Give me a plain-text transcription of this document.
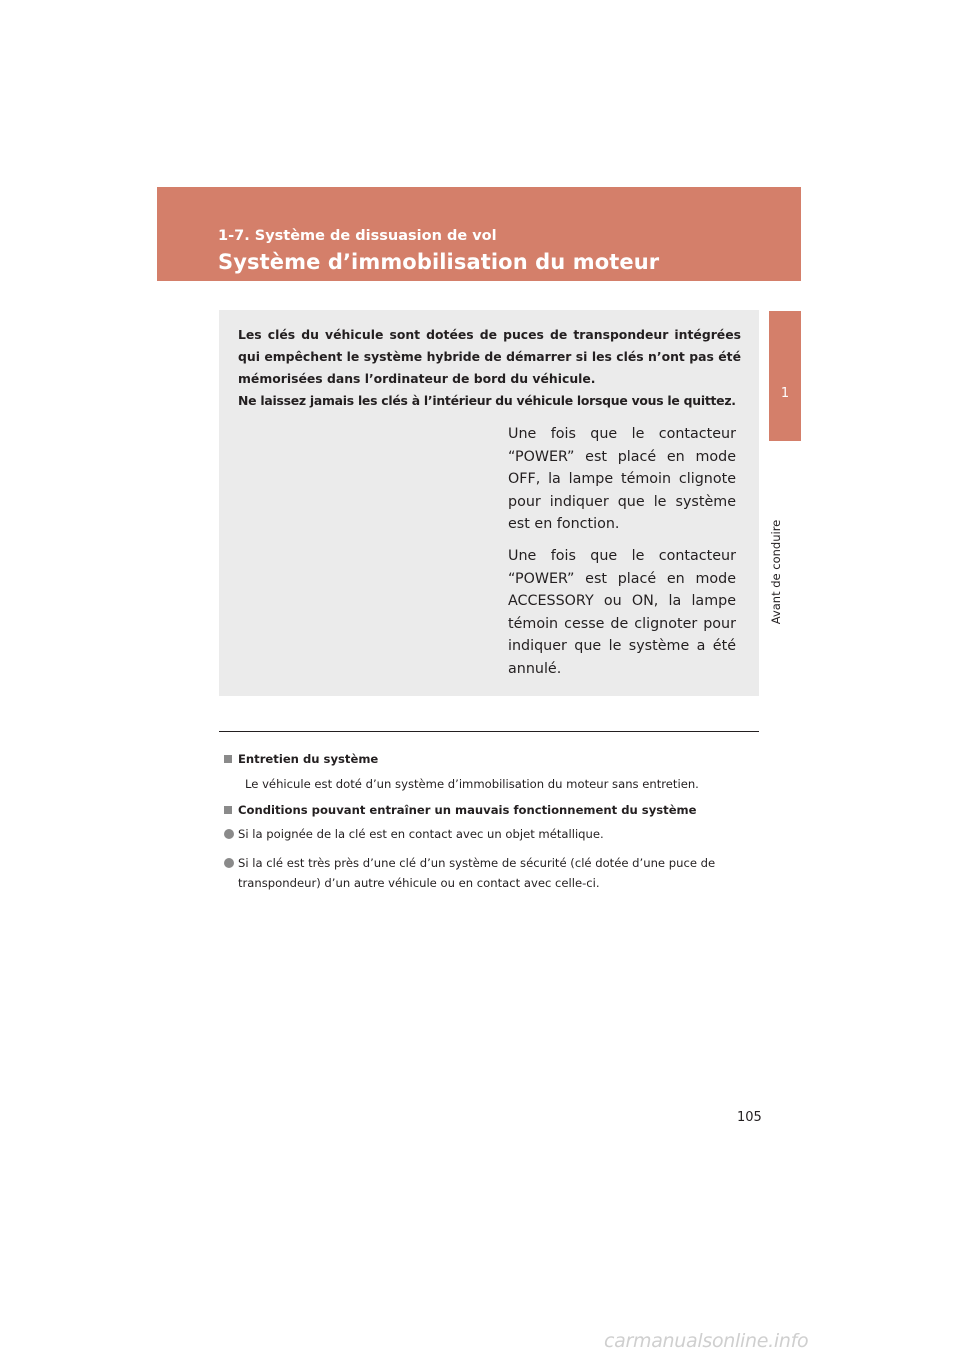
1-7. Système de dissuasion de vol
Système d’immobilisation du moteur
1
Avant de conduire

Les clés du véhicule sont dotées de puces de transpondeur intégrées qui empêchent le système hybride de démarrer si les clés n’ont pas été mémorisées dans l’ordinateur de bord du véhicule.

Ne laissez jamais les clés à l’intérieur du véhicule lorsque vous le quittez.

Une fois que le contacteur “POWER” est placé en mode OFF, la lampe témoin clignote pour indiquer que le système est en fonction.
Une fois que le contacteur “POWER” est placé en mode ACCESSORY ou ON, la lampe témoin cesse de clignoter pour indiquer que le système a été annulé.
Entretien du système
Le véhicule est doté d’un système d’immobilisation du moteur sans entretien.
Conditions pouvant entraîner un mauvais fonctionnement du système
Si la poignée de la clé est en contact avec un objet métallique.
Si la clé est très près d’une clé d’un système de sécurité (clé dotée d’une puce de transpondeur) d’un autre véhicule ou en contact avec celle-ci.
105
carmanualsonline.info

========================

What the exercise asks: Without the pictures, print the whole listing exactly as given.

Reply to the task:
Give me a plain-text transcription of this document.
1-7. Système de dissuasion de vol
Système d’immobilisation du moteur
1
Avant de conduire

Les clés du véhicule sont dotées de puces de transpondeur intégrées qui empêchent le système hybride de démarrer si les clés n’ont pas été mémorisées dans l’ordinateur de bord du véhicule.

Ne laissez jamais les clés à l’intérieur du véhicule lorsque vous le quittez.

Une fois que le contacteur “POWER” est placé en mode OFF, la lampe témoin clignote pour indiquer que le système est en fonction.
Une fois que le contacteur “POWER” est placé en mode ACCESSORY ou ON, la lampe témoin cesse de clignoter pour indiquer que le système a été annulé.
Entretien du système
Le véhicule est doté d’un système d’immobilisation du moteur sans entretien.
Conditions pouvant entraîner un mauvais fonctionnement du système
Si la poignée de la clé est en contact avec un objet métallique.
Si la clé est très près d’une clé d’un système de sécurité (clé dotée d’une puce de transpondeur) d’un autre véhicule ou en contact avec celle-ci.
105
carmanualsonline.info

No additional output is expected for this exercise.